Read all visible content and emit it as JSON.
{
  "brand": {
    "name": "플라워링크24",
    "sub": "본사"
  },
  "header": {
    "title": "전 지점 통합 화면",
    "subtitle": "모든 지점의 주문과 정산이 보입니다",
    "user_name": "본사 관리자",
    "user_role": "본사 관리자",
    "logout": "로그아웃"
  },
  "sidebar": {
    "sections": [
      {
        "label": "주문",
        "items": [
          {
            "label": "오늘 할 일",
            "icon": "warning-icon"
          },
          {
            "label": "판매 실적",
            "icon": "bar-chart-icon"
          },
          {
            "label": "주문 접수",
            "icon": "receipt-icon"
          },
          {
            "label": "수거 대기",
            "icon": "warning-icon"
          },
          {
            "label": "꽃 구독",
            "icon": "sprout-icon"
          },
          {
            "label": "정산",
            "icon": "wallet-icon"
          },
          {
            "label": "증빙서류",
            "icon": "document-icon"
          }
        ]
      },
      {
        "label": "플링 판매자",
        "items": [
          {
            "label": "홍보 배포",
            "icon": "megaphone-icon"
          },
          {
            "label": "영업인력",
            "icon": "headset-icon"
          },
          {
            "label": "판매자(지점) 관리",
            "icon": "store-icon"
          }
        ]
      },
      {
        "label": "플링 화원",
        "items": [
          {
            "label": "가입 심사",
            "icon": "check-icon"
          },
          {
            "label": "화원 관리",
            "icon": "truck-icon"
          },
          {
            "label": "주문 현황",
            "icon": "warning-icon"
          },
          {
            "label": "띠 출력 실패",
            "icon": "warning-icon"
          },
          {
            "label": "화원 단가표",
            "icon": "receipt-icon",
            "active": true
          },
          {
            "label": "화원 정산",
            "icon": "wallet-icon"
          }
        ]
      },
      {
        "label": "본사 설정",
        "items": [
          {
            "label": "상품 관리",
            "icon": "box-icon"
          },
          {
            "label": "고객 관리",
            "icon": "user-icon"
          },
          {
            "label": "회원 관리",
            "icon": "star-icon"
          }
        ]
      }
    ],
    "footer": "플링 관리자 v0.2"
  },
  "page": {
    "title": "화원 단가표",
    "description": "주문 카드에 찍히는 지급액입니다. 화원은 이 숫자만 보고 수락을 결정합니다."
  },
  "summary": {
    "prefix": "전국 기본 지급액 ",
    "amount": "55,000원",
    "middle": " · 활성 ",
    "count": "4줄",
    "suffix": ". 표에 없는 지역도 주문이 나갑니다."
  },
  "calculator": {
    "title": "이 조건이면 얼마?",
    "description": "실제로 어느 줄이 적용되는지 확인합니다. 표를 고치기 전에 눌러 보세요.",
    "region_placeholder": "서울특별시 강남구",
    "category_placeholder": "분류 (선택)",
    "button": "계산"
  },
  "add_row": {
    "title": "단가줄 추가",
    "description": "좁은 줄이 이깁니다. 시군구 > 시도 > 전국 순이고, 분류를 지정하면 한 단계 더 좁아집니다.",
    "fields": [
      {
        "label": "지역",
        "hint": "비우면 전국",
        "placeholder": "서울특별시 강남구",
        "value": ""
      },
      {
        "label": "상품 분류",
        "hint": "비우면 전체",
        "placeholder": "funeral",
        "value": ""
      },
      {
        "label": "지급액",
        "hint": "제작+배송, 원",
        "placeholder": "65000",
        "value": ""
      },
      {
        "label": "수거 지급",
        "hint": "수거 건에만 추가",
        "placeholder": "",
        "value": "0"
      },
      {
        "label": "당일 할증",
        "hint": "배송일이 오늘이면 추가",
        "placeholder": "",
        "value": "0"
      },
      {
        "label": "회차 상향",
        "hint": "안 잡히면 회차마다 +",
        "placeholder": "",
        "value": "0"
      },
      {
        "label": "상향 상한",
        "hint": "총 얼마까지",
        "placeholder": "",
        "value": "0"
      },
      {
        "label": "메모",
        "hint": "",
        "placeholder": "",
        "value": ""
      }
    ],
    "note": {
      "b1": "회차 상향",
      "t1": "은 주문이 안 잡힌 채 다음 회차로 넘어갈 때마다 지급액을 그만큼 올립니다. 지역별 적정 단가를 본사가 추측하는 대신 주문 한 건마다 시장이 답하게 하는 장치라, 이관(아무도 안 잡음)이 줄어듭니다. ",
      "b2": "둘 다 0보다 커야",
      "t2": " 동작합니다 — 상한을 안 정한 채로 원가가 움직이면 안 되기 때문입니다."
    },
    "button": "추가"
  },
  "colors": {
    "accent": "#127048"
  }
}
□ □ □ □
### Challenge
Reproduce each entry word for word.

### Solution
Read all visible content and emit it as JSON.
{
  "brand": {
    "name": "플라워링크24",
    "sub": "본사"
  },
  "header": {
    "title": "전 지점 통합 화면",
    "subtitle": "모든 지점의 주문과 정산이 보입니다",
    "user_name": "본사 관리자",
    "user_role": "본사 관리자",
    "logout": "로그아웃"
  },
  "sidebar": {
    "sections": [
      {
        "label": "주문",
        "items": [
          {
            "label": "오늘 할 일",
            "icon": "warning-icon"
          },
          {
            "label": "판매 실적",
            "icon": "bar-chart-icon"
          },
          {
            "label": "주문 접수",
            "icon": "receipt-icon"
          },
          {
            "label": "수거 대기",
            "icon": "warning-icon"
          },
          {
            "label": "꽃 구독",
            "icon": "sprout-icon"
          },
          {
            "label": "정산",
            "icon": "wallet-icon"
          },
          {
            "label": "증빙서류",
            "icon": "document-icon"
          }
        ]
      },
      {
        "label": "플링 판매자",
        "items": [
          {
            "label": "홍보 배포",
            "icon": "megaphone-icon"
          },
          {
            "label": "영업인력",
            "icon": "headset-icon"
          },
          {
            "label": "판매자(지점) 관리",
            "icon": "store-icon"
          }
        ]
      },
      {
        "label": "플링 화원",
        "items": [
          {
            "label": "가입 심사",
            "icon": "check-icon"
          },
          {
            "label": "화원 관리",
            "icon": "truck-icon"
          },
          {
            "label": "주문 현황",
            "icon": "warning-icon"
          },
          {
            "label": "띠 출력 실패",
            "icon": "warning-icon"
          },
          {
            "label": "화원 단가표",
            "icon": "receipt-icon",
            "active": true
          },
          {
            "label": "화원 정산",
            "icon": "wallet-icon"
          }
        ]
      },
      {
        "label": "본사 설정",
        "items": [
          {
            "label": "상품 관리",
            "icon": "box-icon"
          },
          {
            "label": "고객 관리",
            "icon": "user-icon"
          },
          {
            "label": "회원 관리",
            "icon": "star-icon"
          }
        ]
      }
    ],
    "footer": "플링 관리자 v0.2"
  },
  "page": {
    "title": "화원 단가표",
    "description": "주문 카드에 찍히는 지급액입니다. 화원은 이 숫자만 보고 수락을 결정합니다."
  },
  "summary": {
    "prefix": "전국 기본 지급액 ",
    "amount": "55,000원",
    "middle": " · 활성 ",
    "count": "4줄",
    "suffix": ". 표에 없는 지역도 주문이 나갑니다."
  },
  "calculator": {
    "title": "이 조건이면 얼마?",
    "description": "실제로 어느 줄이 적용되는지 확인합니다. 표를 고치기 전에 눌러 보세요.",
    "region_placeholder": "서울특별시 강남구",
    "category_placeholder": "분류 (선택)",
    "button": "계산"
  },
  "add_row": {
    "title": "단가줄 추가",
    "description": "좁은 줄이 이깁니다. 시군구 > 시도 > 전국 순이고, 분류를 지정하면 한 단계 더 좁아집니다.",
    "fields": [
      {
        "label": "지역",
        "hint": "비우면 전국",
        "placeholder": "서울특별시 강남구",
        "value": ""
      },
      {
        "label": "상품 분류",
        "hint": "비우면 전체",
        "placeholder": "funeral",
        "value": ""
      },
      {
        "label": "지급액",
        "hint": "제작+배송, 원",
        "placeholder": "65000",
        "value": ""
      },
      {
        "label": "수거 지급",
        "hint": "수거 건에만 추가",
        "placeholder": "",
        "value": "0"
      },
      {
        "label": "당일 할증",
        "hint": "배송일이 오늘이면 추가",
        "placeholder": "",
        "value": "0"
      },
      {
        "label": "회차 상향",
        "hint": "안 잡히면 회차마다 +",
        "placeholder": "",
        "value": "0"
      },
      {
        "label": "상향 상한",
        "hint": "총 얼마까지",
        "placeholder": "",
        "value": "0"
      },
      {
        "label": "메모",
        "hint": "",
        "placeholder": "",
        "value": ""
      }
    ],
    "note": {
      "b1": "회차 상향",
      "t1": "은 주문이 안 잡힌 채 다음 회차로 넘어갈 때마다 지급액을 그만큼 올립니다. 지역별 적정 단가를 본사가 추측하는 대신 주문 한 건마다 시장이 답하게 하는 장치라, 이관(아무도 안 잡음)이 줄어듭니다. ",
      "b2": "둘 다 0보다 커야",
      "t2": " 동작합니다 — 상한을 안 정한 채로 원가가 움직이면 안 되기 때문입니다."
    },
    "button": "추가"
  },
  "colors": {
    "accent": "#127048"
  }
}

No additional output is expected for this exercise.